▶ _EXERCISE DIRECTIONS_: Pull out every line in the data that has the string "icon" in it.

-*-

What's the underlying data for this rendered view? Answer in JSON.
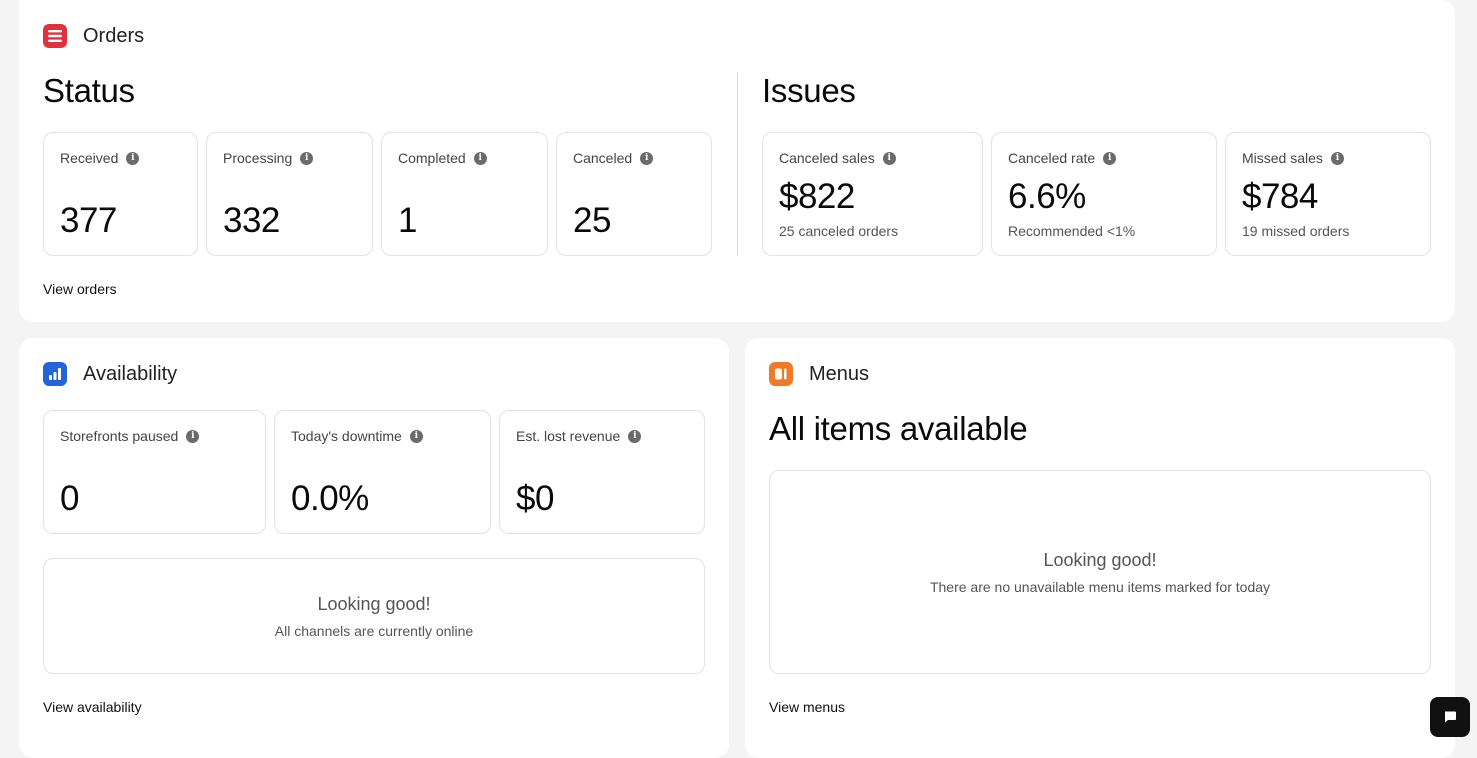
{
  "orders": {
    "title": "Orders",
    "status": {
      "heading": "Status",
      "metrics": [
        {
          "label": "Received",
          "value": "377"
        },
        {
          "label": "Processing",
          "value": "332"
        },
        {
          "label": "Completed",
          "value": "1"
        },
        {
          "label": "Canceled",
          "value": "25"
        }
      ]
    },
    "issues": {
      "heading": "Issues",
      "metrics": [
        {
          "label": "Canceled sales",
          "value": "$822",
          "sub": "25 canceled orders"
        },
        {
          "label": "Canceled rate",
          "value": "6.6%",
          "sub": "Recommended <1%"
        },
        {
          "label": "Missed sales",
          "value": "$784",
          "sub": "19 missed orders"
        }
      ]
    },
    "link": "View orders",
    "icon": "orders-stack-icon",
    "accent": "#e0323c"
  },
  "availability": {
    "title": "Availability",
    "metrics": [
      {
        "label": "Storefronts paused",
        "value": "0"
      },
      {
        "label": "Today's downtime",
        "value": "0.0%"
      },
      {
        "label": "Est. lost revenue",
        "value": "$0"
      }
    ],
    "empty": {
      "title": "Looking good!",
      "subtitle": "All channels are currently online"
    },
    "link": "View availability",
    "icon": "bar-chart-icon",
    "accent": "#2563d9"
  },
  "menus": {
    "title": "Menus",
    "heading": "All items available",
    "empty": {
      "title": "Looking good!",
      "subtitle": "There are no unavailable menu items marked for today"
    },
    "link": "View menus",
    "icon": "menu-icon",
    "accent": "#f07a2a"
  },
  "chat": {
    "icon": "chat-icon"
  }
}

-*-

▶ _THE ANSWER_:
    "icon": "orders-stack-icon",
    "icon": "bar-chart-icon",
    "icon": "menu-icon",
    "icon": "chat-icon"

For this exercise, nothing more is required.